------ DATA SUPPLIED
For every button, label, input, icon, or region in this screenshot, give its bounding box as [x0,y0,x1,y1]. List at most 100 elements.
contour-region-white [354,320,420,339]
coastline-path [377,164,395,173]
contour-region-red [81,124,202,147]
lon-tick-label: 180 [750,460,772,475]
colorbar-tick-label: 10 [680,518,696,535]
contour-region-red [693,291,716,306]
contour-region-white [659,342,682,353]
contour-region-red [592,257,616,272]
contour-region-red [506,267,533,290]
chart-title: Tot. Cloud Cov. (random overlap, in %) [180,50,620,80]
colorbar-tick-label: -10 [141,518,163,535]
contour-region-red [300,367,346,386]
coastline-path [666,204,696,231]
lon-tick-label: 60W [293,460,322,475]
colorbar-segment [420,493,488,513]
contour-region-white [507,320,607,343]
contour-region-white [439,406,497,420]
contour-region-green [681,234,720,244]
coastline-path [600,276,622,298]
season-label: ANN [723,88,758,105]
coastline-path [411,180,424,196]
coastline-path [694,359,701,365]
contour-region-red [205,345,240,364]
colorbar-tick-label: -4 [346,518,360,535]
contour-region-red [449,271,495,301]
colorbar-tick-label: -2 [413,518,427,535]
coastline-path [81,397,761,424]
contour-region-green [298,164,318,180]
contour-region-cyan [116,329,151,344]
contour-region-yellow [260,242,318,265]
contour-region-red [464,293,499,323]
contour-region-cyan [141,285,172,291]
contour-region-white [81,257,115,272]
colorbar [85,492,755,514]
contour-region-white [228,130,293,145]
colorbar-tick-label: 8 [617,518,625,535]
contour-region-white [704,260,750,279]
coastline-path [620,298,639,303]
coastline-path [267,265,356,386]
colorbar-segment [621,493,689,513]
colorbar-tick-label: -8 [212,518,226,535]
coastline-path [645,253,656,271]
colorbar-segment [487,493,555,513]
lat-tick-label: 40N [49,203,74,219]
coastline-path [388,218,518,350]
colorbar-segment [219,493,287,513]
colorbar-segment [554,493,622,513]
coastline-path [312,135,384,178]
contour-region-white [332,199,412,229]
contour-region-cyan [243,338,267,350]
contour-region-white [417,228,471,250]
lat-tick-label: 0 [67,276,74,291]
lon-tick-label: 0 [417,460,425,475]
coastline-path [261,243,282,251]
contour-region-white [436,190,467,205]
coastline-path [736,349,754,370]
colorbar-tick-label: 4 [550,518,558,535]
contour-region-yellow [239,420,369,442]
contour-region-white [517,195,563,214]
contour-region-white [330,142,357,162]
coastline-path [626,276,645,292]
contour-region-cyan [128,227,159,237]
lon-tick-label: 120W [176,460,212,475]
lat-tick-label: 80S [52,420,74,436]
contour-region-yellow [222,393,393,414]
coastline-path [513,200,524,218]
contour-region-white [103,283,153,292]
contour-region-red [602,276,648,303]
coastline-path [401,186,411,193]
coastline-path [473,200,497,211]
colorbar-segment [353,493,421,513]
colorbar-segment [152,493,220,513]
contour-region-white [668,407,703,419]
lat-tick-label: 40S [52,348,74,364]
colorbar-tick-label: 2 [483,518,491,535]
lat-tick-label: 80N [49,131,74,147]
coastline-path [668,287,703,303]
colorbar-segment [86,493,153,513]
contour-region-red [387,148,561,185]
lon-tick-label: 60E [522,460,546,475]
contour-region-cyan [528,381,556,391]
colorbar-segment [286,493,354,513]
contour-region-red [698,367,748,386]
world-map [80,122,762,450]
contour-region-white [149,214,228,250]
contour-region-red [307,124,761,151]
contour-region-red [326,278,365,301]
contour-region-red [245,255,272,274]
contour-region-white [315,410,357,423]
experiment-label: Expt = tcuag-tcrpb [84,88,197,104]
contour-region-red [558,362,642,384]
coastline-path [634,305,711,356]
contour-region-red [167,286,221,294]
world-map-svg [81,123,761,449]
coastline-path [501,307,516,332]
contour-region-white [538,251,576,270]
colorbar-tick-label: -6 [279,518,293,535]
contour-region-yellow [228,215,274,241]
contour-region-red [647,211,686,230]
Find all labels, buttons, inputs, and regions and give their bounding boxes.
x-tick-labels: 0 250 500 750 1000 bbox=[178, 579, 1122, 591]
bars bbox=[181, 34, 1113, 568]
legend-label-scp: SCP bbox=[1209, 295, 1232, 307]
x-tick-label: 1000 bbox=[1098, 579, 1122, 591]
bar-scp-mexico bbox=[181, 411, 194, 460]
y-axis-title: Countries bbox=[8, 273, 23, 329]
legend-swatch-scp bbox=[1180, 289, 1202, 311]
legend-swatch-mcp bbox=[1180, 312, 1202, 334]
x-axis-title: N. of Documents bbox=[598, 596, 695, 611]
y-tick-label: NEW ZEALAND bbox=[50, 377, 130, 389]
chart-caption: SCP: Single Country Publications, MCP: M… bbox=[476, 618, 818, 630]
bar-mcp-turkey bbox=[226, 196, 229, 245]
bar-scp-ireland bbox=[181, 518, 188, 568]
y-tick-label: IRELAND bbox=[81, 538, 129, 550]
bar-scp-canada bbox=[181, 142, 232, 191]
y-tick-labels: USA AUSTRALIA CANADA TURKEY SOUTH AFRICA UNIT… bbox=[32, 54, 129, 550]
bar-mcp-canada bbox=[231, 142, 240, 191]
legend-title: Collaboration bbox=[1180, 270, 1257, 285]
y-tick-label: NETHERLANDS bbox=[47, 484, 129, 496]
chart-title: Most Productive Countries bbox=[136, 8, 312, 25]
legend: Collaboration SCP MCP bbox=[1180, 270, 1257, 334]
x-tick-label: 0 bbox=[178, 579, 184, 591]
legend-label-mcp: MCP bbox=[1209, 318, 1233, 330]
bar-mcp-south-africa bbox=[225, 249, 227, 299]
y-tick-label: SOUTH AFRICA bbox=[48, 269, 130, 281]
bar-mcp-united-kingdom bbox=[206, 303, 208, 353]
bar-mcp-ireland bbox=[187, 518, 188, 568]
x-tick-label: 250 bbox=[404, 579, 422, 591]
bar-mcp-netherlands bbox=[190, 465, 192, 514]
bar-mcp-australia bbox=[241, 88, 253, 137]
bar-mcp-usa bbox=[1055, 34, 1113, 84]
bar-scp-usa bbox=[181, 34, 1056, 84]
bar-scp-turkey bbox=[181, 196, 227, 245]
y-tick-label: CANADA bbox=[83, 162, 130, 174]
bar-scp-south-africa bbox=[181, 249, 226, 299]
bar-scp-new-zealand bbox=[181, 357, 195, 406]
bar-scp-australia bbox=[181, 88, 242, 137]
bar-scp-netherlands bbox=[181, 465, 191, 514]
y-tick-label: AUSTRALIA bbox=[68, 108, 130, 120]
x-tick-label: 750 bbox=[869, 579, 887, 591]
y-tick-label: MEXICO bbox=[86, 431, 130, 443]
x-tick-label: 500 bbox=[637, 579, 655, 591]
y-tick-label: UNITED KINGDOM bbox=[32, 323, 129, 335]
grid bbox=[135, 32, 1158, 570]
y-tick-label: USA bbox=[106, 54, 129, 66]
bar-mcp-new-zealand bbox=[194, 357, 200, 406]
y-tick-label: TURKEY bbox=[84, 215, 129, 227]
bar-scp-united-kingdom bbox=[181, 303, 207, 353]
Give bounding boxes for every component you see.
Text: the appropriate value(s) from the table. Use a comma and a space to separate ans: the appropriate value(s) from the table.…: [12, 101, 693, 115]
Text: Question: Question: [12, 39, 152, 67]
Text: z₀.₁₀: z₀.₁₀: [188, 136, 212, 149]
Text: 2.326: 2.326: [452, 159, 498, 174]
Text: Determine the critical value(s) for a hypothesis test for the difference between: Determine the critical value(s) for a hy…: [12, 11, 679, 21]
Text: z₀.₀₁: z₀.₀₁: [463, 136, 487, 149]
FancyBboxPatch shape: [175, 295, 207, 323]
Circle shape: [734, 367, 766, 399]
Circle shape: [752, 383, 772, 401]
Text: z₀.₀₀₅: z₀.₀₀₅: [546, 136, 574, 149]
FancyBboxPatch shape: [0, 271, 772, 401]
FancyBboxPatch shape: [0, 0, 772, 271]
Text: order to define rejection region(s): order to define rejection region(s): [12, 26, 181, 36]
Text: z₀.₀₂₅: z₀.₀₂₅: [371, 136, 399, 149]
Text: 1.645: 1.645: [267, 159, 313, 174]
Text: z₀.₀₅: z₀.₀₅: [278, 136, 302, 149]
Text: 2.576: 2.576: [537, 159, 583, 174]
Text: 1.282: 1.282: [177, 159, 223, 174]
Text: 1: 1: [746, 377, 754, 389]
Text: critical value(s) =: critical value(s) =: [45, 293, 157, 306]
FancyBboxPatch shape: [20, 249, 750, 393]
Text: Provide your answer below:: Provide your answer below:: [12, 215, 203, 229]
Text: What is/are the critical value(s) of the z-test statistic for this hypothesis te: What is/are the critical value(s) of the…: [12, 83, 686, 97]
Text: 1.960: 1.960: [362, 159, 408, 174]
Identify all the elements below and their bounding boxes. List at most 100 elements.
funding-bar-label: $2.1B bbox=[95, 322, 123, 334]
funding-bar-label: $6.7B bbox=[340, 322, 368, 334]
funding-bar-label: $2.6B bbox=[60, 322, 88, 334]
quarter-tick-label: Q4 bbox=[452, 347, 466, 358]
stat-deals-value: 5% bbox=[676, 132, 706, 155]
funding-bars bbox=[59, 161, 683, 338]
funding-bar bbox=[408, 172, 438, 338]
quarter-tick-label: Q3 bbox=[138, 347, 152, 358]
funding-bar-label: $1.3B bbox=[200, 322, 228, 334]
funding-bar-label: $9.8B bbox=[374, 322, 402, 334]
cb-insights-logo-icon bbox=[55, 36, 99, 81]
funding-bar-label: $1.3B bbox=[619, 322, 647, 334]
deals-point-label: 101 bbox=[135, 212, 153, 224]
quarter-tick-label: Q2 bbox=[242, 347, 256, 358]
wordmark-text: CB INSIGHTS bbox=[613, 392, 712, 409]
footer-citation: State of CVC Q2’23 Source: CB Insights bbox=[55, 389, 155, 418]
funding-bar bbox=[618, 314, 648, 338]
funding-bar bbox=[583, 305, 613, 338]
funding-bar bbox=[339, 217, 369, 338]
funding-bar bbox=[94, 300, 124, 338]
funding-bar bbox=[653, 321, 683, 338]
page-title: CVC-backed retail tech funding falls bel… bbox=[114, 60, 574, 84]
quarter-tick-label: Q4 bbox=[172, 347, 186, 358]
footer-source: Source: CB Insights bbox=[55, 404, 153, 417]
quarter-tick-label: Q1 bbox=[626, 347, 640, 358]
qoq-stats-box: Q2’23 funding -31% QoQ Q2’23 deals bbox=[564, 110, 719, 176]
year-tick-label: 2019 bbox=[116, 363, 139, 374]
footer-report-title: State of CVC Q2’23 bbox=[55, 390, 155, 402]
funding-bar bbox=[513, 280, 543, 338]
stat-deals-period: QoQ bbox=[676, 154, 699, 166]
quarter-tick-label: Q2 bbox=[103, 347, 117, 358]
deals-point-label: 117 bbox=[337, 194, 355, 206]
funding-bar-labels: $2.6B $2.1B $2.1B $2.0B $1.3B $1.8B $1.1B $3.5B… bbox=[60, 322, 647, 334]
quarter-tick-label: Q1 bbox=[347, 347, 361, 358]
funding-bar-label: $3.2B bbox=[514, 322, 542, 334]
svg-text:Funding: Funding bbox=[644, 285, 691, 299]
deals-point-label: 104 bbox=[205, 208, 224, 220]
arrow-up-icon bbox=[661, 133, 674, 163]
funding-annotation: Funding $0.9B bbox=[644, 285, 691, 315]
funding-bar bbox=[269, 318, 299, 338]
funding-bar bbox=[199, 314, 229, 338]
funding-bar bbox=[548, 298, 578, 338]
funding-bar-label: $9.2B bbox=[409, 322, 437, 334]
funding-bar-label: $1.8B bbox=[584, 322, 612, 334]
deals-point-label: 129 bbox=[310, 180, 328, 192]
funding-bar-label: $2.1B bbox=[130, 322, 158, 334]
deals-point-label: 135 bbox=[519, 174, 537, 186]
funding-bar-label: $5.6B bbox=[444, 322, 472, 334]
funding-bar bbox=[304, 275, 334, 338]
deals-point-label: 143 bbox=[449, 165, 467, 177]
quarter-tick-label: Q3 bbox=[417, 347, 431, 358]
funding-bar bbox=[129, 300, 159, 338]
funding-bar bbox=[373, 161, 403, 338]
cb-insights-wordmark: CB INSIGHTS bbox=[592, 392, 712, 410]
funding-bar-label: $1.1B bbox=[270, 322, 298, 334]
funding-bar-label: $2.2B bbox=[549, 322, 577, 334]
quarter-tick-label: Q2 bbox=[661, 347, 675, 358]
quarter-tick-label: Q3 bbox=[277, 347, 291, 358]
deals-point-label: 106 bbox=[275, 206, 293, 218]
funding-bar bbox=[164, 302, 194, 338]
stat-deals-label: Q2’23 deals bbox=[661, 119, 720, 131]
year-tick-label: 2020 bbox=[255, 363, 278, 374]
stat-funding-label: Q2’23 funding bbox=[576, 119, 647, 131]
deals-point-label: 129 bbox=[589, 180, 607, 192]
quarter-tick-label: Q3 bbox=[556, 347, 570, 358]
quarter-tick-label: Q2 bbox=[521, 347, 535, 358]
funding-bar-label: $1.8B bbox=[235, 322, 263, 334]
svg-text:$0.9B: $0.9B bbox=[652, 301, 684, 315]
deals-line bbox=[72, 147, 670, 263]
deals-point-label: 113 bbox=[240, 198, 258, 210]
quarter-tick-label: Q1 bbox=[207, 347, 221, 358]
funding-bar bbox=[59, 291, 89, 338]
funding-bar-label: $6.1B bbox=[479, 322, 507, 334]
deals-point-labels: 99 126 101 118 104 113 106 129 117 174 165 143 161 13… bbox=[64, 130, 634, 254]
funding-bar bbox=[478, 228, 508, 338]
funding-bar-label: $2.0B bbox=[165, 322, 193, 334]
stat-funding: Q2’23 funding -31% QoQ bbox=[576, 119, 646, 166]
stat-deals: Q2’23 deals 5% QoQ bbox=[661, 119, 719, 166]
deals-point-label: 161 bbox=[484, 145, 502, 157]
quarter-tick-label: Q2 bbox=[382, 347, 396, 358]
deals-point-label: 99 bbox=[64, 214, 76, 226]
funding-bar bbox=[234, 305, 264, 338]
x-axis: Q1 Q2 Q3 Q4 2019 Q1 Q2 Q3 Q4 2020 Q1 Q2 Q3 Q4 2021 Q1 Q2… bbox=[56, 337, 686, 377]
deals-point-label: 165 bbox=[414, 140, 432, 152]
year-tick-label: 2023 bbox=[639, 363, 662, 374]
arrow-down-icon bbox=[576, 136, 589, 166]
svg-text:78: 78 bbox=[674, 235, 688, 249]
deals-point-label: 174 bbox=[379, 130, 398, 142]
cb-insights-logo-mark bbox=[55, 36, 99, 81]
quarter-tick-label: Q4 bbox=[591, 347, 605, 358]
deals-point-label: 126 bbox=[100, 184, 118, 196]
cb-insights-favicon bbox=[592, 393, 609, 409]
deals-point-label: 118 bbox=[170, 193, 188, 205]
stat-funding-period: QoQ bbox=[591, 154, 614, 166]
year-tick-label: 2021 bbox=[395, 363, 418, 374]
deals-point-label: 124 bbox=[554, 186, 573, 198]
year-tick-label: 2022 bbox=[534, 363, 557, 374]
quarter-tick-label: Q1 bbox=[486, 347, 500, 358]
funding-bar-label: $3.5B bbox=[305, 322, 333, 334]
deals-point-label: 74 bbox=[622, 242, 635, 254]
------------
▶ _WHAT YOU ARE ASKED TO DO_:
Write out the records word for word, starting with the first line and stopping after the line that contains "lon-tick-label: 180 [750,460,772,475]".

▶ _THE OUTPUT_:
For every button, label, input, icon, or region in this screenshot, give its bounding box as [x0,y0,x1,y1]. List at most 100 elements.
contour-region-white [354,320,420,339]
coastline-path [377,164,395,173]
contour-region-red [81,124,202,147]
lon-tick-label: 180 [750,460,772,475]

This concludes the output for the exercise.